### WORK TO COMPLETE
Using the data below, tally the lines that include the string "title". Only the number is wanted.

(Entries taken from a collection)
________

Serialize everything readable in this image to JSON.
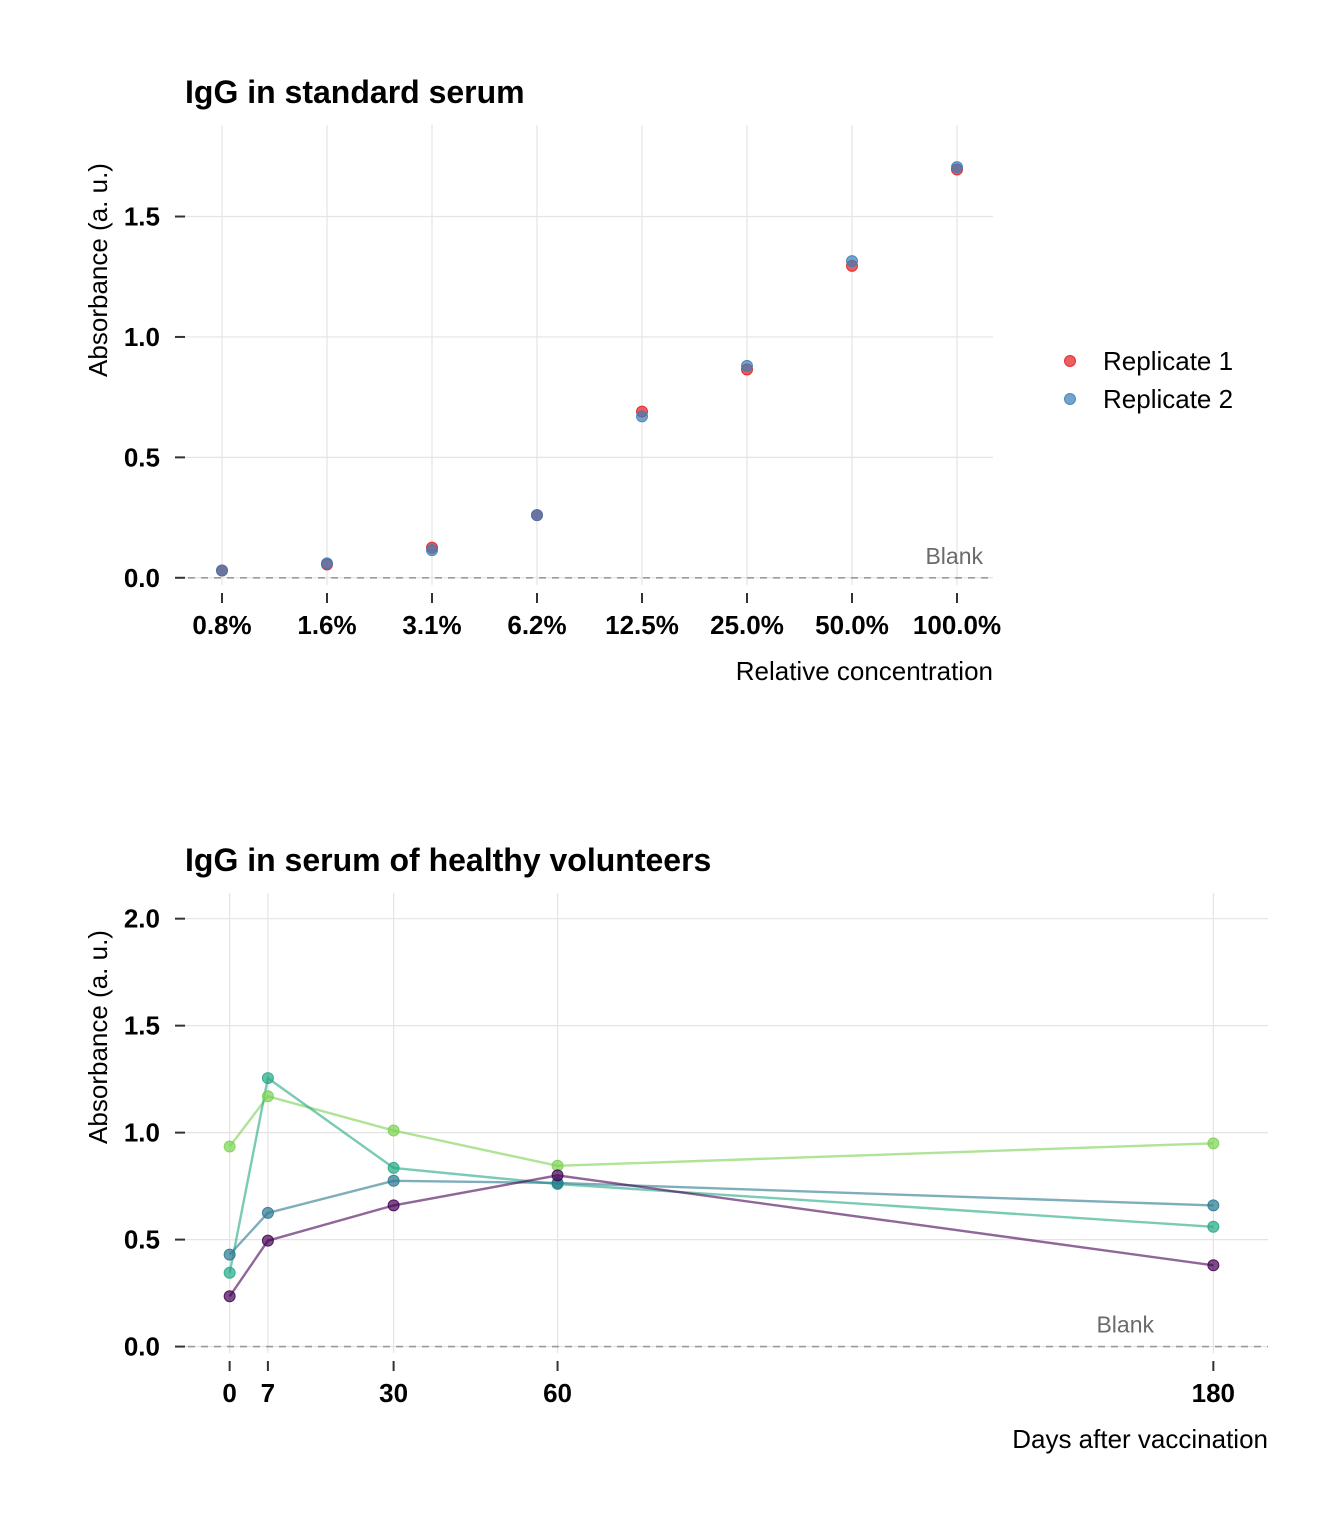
{
  "chart_data": [
    {
      "type": "scatter",
      "title": "IgG in standard serum",
      "xlabel": "Relative concentration",
      "ylabel": "Absorbance (a. u.)",
      "categories": [
        "0.8%",
        "1.6%",
        "3.1%",
        "6.2%",
        "12.5%",
        "25.0%",
        "50.0%",
        "100.0%"
      ],
      "y_ticks": [
        "0.0",
        "0.5",
        "1.0",
        "1.5"
      ],
      "ylim": [
        -0.03,
        1.88
      ],
      "grid": true,
      "legend_position": "right",
      "series": [
        {
          "name": "Replicate 1",
          "color": "#e41a1c",
          "values": [
            0.03,
            0.055,
            0.125,
            0.26,
            0.69,
            0.865,
            1.295,
            1.695
          ]
        },
        {
          "name": "Replicate 2",
          "color": "#377eb8",
          "values": [
            0.03,
            0.06,
            0.115,
            0.26,
            0.67,
            0.88,
            1.315,
            1.705
          ]
        }
      ],
      "reference_line": {
        "label": "Blank",
        "value": 0.0
      }
    },
    {
      "type": "line",
      "title": "IgG in serum of healthy volunteers",
      "xlabel": "Days after vaccination",
      "ylabel": "Absorbance (a. u.)",
      "x": [
        0,
        7,
        30,
        60,
        180
      ],
      "x_ticks": [
        "0",
        "7",
        "30",
        "60",
        "180"
      ],
      "y_ticks": [
        "0.0",
        "0.5",
        "1.0",
        "1.5",
        "2.0"
      ],
      "xlim": [
        -10,
        190
      ],
      "ylim": [
        -0.03,
        2.12
      ],
      "grid": true,
      "series": [
        {
          "color": "#7ad151",
          "values": [
            0.935,
            1.17,
            1.01,
            0.845,
            0.95
          ]
        },
        {
          "color": "#22a884",
          "values": [
            0.345,
            1.255,
            0.835,
            0.76,
            0.56
          ]
        },
        {
          "color": "#2a788e",
          "values": [
            0.43,
            0.625,
            0.775,
            0.765,
            0.66
          ]
        },
        {
          "color": "#440154",
          "values": [
            0.235,
            0.495,
            0.66,
            0.8,
            0.38
          ]
        }
      ],
      "reference_line": {
        "label": "Blank",
        "value": 0.0
      }
    }
  ]
}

________

### COMPLETE RESPONSE
2